%%

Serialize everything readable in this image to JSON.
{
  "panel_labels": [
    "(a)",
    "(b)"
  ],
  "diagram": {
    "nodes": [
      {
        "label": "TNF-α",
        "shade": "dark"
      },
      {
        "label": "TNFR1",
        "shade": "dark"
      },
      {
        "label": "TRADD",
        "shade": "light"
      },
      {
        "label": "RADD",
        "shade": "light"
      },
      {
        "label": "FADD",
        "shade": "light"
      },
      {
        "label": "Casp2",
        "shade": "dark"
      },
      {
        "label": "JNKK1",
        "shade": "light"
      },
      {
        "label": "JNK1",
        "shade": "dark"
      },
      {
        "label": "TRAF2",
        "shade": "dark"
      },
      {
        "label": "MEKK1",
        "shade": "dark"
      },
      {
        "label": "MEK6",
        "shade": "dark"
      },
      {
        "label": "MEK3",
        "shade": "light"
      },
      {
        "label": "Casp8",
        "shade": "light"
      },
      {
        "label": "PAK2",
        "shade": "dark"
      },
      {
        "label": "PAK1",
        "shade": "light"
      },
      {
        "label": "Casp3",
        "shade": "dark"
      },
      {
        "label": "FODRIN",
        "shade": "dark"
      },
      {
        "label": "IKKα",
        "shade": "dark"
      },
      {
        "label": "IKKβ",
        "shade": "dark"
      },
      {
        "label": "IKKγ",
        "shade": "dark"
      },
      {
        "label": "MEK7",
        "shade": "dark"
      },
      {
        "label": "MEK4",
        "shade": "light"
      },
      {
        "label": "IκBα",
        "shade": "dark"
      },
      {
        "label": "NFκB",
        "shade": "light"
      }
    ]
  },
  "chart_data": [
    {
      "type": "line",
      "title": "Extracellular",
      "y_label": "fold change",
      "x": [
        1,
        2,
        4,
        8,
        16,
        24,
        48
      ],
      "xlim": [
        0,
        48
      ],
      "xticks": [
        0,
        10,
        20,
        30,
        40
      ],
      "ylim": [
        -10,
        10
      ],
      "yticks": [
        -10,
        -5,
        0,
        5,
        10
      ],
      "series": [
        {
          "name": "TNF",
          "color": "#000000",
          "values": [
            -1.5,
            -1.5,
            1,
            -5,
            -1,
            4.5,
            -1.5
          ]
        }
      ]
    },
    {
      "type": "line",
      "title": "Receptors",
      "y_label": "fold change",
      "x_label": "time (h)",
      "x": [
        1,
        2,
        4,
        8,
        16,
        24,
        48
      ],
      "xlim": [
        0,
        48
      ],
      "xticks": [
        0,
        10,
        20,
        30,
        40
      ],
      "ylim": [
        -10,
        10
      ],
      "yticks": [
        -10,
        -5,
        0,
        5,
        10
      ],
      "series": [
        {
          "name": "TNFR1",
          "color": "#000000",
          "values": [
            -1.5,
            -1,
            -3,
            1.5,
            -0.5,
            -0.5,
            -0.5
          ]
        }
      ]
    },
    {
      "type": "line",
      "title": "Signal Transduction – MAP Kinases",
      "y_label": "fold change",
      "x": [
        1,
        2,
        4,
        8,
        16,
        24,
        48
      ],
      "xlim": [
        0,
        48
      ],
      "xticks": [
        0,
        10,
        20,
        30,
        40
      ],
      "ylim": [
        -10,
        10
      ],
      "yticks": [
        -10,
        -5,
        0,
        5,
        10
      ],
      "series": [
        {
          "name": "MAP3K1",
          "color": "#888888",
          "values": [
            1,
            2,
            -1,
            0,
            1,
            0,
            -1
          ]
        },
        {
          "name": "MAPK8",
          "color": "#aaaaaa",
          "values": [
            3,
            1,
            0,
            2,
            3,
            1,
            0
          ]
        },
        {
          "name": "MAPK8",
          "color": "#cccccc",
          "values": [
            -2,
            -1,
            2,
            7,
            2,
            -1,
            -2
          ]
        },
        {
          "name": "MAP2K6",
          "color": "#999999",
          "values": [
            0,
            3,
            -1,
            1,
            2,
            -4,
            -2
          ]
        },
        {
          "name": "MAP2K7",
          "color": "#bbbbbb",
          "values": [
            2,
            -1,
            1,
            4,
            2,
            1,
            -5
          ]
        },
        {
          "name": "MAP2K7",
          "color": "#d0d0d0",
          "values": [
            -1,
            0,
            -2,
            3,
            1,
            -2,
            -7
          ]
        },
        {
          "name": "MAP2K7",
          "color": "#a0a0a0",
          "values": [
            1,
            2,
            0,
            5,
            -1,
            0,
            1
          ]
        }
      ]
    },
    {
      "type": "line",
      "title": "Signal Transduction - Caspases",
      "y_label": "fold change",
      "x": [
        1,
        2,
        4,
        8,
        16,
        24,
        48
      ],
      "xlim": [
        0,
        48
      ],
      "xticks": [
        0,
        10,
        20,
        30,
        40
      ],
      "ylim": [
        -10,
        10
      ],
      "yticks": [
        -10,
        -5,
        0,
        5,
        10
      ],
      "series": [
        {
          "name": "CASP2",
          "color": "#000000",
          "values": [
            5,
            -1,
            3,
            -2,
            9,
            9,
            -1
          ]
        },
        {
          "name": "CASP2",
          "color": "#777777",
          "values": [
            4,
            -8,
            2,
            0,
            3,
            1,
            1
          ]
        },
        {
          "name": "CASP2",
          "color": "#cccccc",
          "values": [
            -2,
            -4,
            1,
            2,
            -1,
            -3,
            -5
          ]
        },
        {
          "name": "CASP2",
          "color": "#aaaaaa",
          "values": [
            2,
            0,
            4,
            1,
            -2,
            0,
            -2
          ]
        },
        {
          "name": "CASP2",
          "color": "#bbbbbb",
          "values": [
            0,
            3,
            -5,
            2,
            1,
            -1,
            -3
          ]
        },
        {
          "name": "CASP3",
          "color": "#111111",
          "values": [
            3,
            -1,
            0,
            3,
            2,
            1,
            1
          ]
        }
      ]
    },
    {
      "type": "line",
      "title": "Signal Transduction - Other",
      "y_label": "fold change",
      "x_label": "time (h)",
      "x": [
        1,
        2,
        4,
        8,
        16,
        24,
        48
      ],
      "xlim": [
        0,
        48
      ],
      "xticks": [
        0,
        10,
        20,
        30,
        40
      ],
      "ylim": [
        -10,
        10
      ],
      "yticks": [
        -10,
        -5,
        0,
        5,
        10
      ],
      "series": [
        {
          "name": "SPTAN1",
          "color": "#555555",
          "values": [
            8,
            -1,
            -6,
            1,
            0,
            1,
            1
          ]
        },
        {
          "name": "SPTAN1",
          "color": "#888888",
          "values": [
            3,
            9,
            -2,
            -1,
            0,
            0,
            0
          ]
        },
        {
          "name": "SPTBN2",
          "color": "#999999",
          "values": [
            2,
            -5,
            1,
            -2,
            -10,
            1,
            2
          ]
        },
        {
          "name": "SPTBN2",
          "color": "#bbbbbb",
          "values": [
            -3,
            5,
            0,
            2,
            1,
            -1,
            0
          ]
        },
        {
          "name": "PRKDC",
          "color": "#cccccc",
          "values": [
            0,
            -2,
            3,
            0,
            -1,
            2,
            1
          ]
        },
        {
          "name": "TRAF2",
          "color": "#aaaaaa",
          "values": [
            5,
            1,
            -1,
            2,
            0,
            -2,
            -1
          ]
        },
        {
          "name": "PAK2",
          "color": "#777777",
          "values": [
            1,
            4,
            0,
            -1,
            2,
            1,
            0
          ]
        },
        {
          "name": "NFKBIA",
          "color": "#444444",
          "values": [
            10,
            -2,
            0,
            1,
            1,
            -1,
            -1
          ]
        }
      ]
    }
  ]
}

%%

§ Stated problem
List the lines of the records where "title" occurs.

§ Result of this exercise
      "title": "Extracellular",
      "title": "Receptors",
      "title": "Signal Transduction – MAP Kinases",
      "title": "Signal Transduction - Caspases",
      "title": "Signal Transduction - Other",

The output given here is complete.